(Provided material):

## begin

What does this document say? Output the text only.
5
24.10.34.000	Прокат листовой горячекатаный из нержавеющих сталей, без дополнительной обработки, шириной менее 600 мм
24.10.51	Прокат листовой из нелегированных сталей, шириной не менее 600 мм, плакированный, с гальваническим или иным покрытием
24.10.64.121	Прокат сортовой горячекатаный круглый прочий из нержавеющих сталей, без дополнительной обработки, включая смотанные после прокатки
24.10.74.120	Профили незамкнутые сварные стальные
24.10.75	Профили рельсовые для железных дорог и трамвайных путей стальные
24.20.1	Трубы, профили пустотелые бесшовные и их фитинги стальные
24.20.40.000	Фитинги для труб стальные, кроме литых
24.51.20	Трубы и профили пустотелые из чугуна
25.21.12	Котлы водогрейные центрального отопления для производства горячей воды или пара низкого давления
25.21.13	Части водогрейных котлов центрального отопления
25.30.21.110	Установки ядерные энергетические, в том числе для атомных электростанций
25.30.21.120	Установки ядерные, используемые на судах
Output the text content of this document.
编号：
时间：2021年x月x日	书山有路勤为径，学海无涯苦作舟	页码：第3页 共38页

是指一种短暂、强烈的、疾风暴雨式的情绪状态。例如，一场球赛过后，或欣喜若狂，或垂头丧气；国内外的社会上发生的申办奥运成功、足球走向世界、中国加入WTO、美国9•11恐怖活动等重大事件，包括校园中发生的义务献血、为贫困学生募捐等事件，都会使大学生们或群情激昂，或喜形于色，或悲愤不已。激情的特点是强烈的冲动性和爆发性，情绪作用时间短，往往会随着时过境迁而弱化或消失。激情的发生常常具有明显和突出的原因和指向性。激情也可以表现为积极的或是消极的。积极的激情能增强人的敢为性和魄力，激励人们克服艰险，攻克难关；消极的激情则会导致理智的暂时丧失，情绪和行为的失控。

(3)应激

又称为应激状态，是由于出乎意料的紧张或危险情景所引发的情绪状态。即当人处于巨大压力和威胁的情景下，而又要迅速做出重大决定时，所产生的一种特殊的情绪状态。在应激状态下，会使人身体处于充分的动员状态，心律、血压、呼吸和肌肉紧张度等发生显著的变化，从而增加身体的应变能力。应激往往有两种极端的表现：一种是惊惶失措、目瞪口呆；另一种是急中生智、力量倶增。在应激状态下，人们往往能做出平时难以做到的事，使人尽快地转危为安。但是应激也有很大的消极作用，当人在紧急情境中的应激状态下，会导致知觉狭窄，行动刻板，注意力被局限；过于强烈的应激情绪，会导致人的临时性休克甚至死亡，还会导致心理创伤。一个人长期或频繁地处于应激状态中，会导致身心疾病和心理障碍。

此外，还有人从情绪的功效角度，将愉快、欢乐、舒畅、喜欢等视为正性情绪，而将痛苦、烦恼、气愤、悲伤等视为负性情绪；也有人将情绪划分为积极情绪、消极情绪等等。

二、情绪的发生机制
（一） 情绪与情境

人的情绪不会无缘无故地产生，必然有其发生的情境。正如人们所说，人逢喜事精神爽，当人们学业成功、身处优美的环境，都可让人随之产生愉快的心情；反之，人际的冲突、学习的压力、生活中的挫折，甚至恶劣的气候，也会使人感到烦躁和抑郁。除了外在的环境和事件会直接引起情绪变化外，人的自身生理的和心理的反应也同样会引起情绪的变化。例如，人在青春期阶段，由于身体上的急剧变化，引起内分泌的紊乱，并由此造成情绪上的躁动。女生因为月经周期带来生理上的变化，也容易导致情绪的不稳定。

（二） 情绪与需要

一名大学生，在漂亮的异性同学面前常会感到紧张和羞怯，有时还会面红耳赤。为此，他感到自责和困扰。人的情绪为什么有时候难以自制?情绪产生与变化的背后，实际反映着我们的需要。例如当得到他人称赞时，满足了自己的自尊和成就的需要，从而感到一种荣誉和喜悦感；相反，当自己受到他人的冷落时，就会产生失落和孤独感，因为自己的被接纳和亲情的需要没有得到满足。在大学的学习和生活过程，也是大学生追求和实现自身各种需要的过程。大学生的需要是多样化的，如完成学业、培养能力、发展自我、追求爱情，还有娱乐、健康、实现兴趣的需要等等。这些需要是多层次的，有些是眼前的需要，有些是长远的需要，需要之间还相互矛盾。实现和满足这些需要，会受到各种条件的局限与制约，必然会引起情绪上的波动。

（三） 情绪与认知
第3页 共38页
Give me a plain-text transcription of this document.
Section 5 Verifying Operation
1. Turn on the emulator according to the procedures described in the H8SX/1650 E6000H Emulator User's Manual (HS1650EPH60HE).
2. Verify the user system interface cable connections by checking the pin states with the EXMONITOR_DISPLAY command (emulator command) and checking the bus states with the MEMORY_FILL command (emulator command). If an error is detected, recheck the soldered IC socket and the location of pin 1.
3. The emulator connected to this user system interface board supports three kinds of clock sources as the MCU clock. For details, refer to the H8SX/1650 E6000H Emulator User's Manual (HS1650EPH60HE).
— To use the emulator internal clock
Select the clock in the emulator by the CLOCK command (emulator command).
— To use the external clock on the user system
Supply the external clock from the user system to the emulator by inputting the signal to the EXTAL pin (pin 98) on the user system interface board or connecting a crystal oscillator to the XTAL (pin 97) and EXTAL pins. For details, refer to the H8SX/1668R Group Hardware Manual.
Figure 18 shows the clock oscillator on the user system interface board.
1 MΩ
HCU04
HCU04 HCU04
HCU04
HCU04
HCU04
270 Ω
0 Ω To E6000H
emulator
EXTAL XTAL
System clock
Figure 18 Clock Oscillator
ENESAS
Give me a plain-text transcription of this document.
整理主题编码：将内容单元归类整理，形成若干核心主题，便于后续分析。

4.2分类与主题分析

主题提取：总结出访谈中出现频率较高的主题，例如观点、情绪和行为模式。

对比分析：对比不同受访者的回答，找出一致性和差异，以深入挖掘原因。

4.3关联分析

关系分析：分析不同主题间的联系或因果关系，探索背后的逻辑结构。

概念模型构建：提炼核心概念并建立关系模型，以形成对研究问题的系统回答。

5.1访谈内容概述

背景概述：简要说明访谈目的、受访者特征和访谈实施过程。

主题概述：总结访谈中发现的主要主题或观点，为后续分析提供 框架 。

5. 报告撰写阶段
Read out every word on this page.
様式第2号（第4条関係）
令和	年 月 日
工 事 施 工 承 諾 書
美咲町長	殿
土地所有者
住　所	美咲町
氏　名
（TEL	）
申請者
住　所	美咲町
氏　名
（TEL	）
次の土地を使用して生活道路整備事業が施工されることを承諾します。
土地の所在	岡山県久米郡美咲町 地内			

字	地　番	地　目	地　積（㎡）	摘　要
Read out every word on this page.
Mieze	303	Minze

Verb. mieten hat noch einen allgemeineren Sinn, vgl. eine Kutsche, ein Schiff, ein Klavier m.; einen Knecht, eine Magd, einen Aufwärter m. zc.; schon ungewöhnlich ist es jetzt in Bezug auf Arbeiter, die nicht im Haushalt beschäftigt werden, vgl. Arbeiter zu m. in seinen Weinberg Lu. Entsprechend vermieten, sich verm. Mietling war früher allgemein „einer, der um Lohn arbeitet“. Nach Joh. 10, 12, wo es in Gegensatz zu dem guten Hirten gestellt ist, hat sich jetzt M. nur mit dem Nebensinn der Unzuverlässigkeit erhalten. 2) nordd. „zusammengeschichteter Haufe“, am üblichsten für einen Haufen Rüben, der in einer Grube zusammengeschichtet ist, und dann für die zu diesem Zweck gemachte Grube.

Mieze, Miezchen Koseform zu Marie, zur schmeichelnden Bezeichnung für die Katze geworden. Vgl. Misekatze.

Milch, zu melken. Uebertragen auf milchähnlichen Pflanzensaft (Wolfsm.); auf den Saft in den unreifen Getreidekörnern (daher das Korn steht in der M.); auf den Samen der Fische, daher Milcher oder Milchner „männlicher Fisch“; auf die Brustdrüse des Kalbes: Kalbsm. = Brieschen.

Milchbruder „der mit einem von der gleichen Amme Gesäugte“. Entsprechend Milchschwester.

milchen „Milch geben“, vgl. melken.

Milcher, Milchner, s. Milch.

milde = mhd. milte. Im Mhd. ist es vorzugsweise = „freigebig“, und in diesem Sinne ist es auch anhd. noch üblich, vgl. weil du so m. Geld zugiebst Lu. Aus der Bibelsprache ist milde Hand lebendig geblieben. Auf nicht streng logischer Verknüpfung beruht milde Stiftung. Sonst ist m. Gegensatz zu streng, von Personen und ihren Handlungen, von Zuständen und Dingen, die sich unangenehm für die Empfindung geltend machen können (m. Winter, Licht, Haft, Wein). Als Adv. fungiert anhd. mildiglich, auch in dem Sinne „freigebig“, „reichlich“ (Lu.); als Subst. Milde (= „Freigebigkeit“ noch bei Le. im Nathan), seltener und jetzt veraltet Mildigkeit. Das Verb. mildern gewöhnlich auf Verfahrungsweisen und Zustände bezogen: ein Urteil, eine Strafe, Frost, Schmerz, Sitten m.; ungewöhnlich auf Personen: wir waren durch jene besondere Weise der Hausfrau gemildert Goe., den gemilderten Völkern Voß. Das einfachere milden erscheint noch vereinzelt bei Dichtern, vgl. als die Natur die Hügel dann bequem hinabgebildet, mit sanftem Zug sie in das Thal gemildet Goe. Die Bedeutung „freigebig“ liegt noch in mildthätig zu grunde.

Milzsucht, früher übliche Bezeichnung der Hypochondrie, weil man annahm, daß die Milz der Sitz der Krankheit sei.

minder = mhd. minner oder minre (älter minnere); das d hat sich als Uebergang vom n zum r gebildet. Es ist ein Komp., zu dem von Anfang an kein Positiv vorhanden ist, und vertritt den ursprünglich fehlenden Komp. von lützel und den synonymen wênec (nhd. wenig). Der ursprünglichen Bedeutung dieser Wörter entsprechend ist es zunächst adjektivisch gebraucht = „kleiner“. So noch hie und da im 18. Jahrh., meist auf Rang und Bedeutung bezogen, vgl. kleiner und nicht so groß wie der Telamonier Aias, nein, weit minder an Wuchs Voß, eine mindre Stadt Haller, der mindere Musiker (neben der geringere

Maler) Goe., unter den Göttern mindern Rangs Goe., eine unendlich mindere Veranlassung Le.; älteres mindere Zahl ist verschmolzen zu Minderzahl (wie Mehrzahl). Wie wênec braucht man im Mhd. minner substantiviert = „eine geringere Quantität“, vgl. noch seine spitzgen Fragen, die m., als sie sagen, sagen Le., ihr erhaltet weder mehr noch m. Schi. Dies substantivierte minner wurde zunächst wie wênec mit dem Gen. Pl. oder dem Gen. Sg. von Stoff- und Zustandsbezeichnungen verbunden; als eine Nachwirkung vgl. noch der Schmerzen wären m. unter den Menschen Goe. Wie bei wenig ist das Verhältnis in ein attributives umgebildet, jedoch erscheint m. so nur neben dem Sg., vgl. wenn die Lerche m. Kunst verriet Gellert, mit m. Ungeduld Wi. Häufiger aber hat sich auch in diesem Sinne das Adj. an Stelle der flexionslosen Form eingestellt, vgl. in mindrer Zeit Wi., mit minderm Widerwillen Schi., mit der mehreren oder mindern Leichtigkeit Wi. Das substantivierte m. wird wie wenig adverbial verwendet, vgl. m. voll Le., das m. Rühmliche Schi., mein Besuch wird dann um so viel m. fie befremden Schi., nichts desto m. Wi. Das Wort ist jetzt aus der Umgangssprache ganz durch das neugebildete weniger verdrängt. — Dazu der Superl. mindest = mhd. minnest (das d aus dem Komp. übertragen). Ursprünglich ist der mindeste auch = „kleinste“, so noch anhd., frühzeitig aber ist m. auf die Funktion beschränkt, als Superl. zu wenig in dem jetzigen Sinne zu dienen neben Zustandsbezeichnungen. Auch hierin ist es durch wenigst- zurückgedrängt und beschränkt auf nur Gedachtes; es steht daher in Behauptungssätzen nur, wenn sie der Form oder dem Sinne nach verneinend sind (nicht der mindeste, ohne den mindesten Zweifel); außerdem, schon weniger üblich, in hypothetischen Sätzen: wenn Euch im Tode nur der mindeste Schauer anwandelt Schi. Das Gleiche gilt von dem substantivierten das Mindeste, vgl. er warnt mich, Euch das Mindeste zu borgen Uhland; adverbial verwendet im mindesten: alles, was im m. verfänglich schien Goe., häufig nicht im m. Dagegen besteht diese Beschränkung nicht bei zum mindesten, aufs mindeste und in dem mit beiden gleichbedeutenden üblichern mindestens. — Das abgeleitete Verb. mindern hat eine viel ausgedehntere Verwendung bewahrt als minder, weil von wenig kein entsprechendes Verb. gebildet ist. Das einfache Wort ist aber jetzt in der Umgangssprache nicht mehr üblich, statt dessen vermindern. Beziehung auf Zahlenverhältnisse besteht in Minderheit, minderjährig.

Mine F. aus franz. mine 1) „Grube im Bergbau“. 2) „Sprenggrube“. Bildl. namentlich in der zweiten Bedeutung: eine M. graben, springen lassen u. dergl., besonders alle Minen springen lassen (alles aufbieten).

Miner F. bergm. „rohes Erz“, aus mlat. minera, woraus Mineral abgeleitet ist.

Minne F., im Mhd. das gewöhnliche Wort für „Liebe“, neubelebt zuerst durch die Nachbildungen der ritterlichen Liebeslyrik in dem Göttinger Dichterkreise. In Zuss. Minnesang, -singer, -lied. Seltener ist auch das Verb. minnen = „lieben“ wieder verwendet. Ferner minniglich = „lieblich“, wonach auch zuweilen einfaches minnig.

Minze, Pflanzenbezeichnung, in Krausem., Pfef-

## end

(What the exercise asks):
Pick out the lines above that hold the string "Milchner" and show them.

(Exercise answer):
Milch, zu melken. Uebertragen auf milchähnlichen Pflanzensaft (Wolfsm.); auf den Saft in den unreifen Getreidekörnern (daher das Korn steht in der M.); auf den Samen der Fische, daher Milcher oder Milchner „männlicher Fisch“; auf die Brustdrüse des Kalbes: Kalbsm. = Brieschen.
Milcher, Milchner, s. Milch.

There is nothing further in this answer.